(Dataset records)
-- BEGIN --

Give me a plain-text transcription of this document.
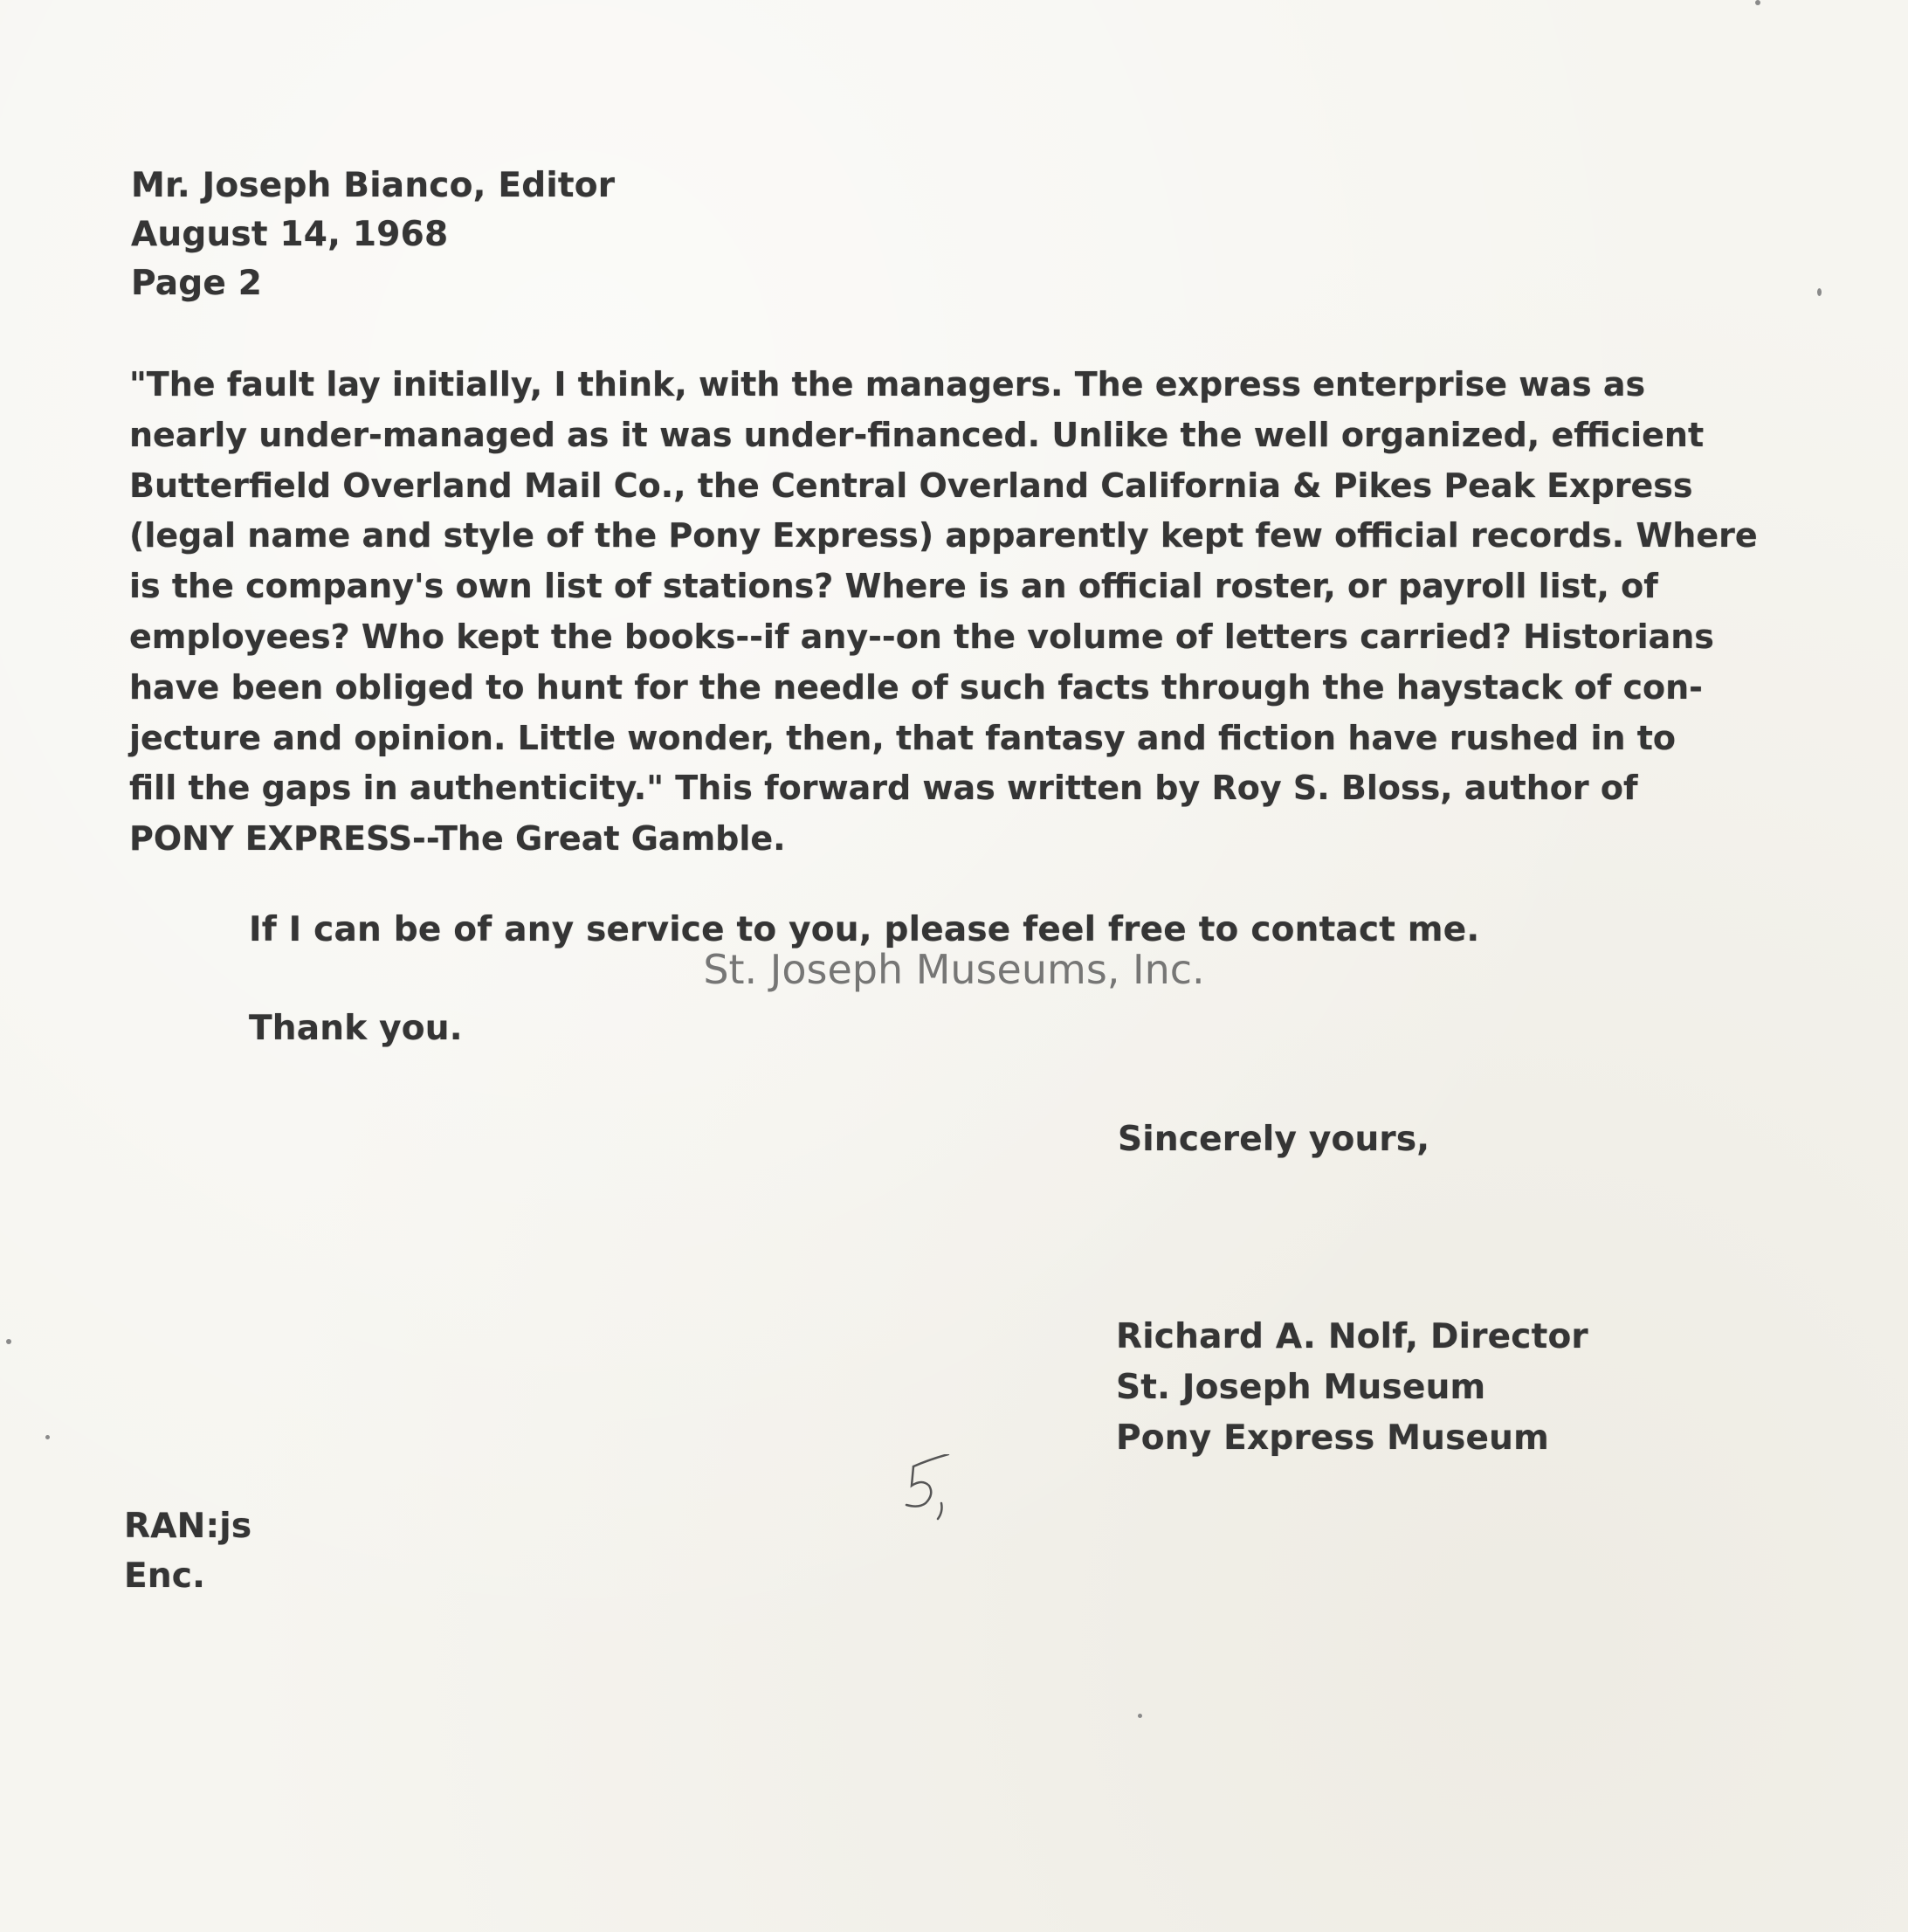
Mr. Joseph Bianco, Editor
August 14, 1968
Page 2
"The fault lay initially, I think, with the managers. The express enterprise was as
nearly under-managed as it was under-financed. Unlike the well organized, efficient
Butterfield Overland Mail Co., the Central Overland California & Pikes Peak Express
(legal name and style of the Pony Express) apparently kept few official records. Where
is the company's own list of stations? Where is an official roster, or payroll list, of
employees? Who kept the books--if any--on the volume of letters carried? Historians
have been obliged to hunt for the needle of such facts through the haystack of con-
jecture and opinion. Little wonder, then, that fantasy and fiction have rushed in to
fill the gaps in authenticity." This forward was written by Roy S. Bloss, author of
PONY EXPRESS--The Great Gamble.
If I can be of any service to you, please feel free to contact me.
Thank you.
Sincerely yours,
Richard A. Nolf, Director
St. Joseph Museum
Pony Express Museum
RAN:js
Enc.
St. Joseph Museums, Inc.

-- END --

-- Task requirements --
Copy out each line exactly, without the pictures.

-- Reply to the task --
Give me a plain-text transcription of this document.
Mr. Joseph Bianco, Editor
August 14, 1968
Page 2
"The fault lay initially, I think, with the managers. The express enterprise was as
nearly under-managed as it was under-financed. Unlike the well organized, efficient
Butterfield Overland Mail Co., the Central Overland California & Pikes Peak Express
(legal name and style of the Pony Express) apparently kept few official records. Where
is the company's own list of stations? Where is an official roster, or payroll list, of
employees? Who kept the books--if any--on the volume of letters carried? Historians
have been obliged to hunt for the needle of such facts through the haystack of con-
jecture and opinion. Little wonder, then, that fantasy and fiction have rushed in to
fill the gaps in authenticity." This forward was written by Roy S. Bloss, author of
PONY EXPRESS--The Great Gamble.
If I can be of any service to you, please feel free to contact me.
Thank you.
Sincerely yours,
Richard A. Nolf, Director
St. Joseph Museum
Pony Express Museum
RAN:js
Enc.
St. Joseph Museums, Inc.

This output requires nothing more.